_Quoted passage_:
All in all I had one evening of mild cramps, a night of severe cramps but I still managed some sleep and then a few hours in the am of more painful cramps and bleeding before it stopped. My bleeding wasn’t very heavy tbh and only lasted another few days. A rescan in a week showed I had cleared all the tissue except a tiny bit which came out in my period that started 3 weeks later.

Stock up on maxi night pads, paracetamol and a hot water bottle. I also slept with a towel on my bed in case I flooded but it was never heavy enough to even stain my underwear. At the first sign of it starting call EPU for a prescription for stronger painkillers and keep an eye on how frequently you’re changing pads.

I hope it’s quick and as painless as possible.

houwseevryweekend · 21/05/2025 14:01

Also do reach out to Tommys or the Miscarriage Association (nhs give you leaflets when MC is confirmed). You can call the helplines (number online) and they are wonderful and supportive to help you with the mental/emotional fallout.

mill1969 · 21/05/2025 14:08

bananabread23 · 21/05/2025 13:26

Oh no @mill1969is that because you didn't have excessive bleeding/dizziness etc?

They said they don't 'do' miscarriages in A&E as they don't have scanners so you have to wait for an appt with EPU

bananabread23 · 21/05/2025 14:46

Thank you so much for sharing your experience@houwseevryweekend. I'm so sorry you had a loss as well and I'm grateful for the tips and advice.

_The task_:
Continue the forum thread about miscarriage from where it stops.

_Exercise data_:
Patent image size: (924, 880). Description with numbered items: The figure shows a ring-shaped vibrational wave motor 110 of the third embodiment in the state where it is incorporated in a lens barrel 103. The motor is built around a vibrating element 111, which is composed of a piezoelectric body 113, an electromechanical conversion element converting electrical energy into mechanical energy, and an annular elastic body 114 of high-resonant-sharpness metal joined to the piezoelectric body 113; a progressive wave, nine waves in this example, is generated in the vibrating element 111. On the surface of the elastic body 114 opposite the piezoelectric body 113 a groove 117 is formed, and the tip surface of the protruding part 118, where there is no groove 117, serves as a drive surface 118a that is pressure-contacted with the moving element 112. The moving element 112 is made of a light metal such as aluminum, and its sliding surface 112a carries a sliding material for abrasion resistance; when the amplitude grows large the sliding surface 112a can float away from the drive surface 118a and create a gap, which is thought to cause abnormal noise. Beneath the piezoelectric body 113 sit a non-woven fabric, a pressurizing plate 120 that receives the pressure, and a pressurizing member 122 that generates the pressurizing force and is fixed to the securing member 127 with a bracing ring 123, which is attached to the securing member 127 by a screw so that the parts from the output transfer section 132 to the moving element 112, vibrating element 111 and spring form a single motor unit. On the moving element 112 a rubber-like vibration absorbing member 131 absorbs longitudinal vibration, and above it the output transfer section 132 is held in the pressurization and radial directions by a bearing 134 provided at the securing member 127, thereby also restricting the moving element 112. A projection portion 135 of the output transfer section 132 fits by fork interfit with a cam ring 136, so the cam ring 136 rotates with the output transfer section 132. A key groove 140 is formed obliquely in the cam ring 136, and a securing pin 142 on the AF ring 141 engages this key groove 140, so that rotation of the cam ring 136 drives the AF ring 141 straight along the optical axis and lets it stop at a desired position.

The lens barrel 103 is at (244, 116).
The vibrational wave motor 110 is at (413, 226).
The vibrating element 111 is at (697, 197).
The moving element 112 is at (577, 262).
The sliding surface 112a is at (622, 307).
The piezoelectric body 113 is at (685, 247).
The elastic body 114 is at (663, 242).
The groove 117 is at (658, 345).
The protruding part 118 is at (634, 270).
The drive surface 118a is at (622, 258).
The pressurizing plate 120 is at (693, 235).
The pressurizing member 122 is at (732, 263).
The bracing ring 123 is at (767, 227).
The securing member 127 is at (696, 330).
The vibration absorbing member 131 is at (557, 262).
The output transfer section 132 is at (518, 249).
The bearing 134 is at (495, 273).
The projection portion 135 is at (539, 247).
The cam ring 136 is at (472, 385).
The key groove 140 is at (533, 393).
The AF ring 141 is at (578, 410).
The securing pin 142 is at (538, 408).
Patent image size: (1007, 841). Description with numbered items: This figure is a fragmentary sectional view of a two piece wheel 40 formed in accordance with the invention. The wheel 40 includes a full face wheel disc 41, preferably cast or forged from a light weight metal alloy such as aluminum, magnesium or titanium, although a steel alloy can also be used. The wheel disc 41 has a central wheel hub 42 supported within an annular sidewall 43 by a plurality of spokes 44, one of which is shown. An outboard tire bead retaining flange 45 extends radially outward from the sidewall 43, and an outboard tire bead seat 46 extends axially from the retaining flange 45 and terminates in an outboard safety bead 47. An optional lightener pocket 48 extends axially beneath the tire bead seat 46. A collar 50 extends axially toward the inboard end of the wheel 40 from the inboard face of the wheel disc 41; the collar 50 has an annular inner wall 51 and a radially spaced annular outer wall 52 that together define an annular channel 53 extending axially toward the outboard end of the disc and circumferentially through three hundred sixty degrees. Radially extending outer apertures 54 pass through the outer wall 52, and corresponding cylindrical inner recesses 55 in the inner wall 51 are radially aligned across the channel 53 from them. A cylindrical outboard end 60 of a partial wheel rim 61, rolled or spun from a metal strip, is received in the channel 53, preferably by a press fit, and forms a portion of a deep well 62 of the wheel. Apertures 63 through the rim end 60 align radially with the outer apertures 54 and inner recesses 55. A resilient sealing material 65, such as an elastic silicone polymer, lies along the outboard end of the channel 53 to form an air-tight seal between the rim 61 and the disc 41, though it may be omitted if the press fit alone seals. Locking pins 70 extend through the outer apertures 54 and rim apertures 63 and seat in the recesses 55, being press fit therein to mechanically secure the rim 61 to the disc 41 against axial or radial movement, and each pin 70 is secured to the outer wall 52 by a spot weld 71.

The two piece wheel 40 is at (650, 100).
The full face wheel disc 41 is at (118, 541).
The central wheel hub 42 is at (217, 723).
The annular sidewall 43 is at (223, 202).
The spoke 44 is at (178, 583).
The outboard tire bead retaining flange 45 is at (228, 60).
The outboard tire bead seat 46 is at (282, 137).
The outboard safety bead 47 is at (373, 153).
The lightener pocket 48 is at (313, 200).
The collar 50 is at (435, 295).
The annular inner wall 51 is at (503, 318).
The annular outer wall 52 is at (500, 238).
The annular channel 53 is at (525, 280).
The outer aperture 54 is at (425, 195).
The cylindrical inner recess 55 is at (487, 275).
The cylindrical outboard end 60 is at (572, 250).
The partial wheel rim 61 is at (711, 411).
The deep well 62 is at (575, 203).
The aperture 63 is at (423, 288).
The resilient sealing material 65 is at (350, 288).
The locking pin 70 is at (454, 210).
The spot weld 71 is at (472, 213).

_Your response_:
OP posts:
Superscientist · 21/05/2025 19:48

I had two miscarriages last year. The first I bled through 3 night pads in an afternoon so I presented at a and E early evening. When I arrived the board said there was a 5h wait but I was sent straight to a different part of a and E where the waiting room had just 3 people in. I was seen in about 10 minutes. They did my observation, took some blood to measure my HCG and haemoglobin. They said I could wait for the blood tests to determine if I could go home and wait for my scan at the epu the next morning or if I needed to be admitted for observation. They said the bar for admission was quite high and as my observations were ok I was likely to be ok at home. I decided to go back home and they would call me if my bloods came back off and I required monitoring. We were there for about 45 minutes in total.
The scan the next morning showed no pregnancy so I lost it with the very heavy bleeding the day before. As the pregnancy had never been observed by scan they decided to monitor my HCG until it was back to normal as a pregnancy of unknown location was a possibility although highly unlikely. It halved between my trip to a and E and being seen at the epu and took 3 weeks to get back to normal.

The second miscarriage was observed as I was having scans through the rainbow room at the epu. I started bleeding the day before the last scan to confirm the loss. I was given the options of taking pills to help it along. I decided to give my body a few days to do it's thing and they phoned me 2 days later to see how I was getting on. I had an evening of very heavy bleeding the night after the scan when I passed the pregnancy. It was within the same parameters of the last miscarriage so felt comfortable managing it at home and didn't go to a and e. I had been told that if the very heavy bleeding lasted longer than last time and the epu wasn't open to present at a and E.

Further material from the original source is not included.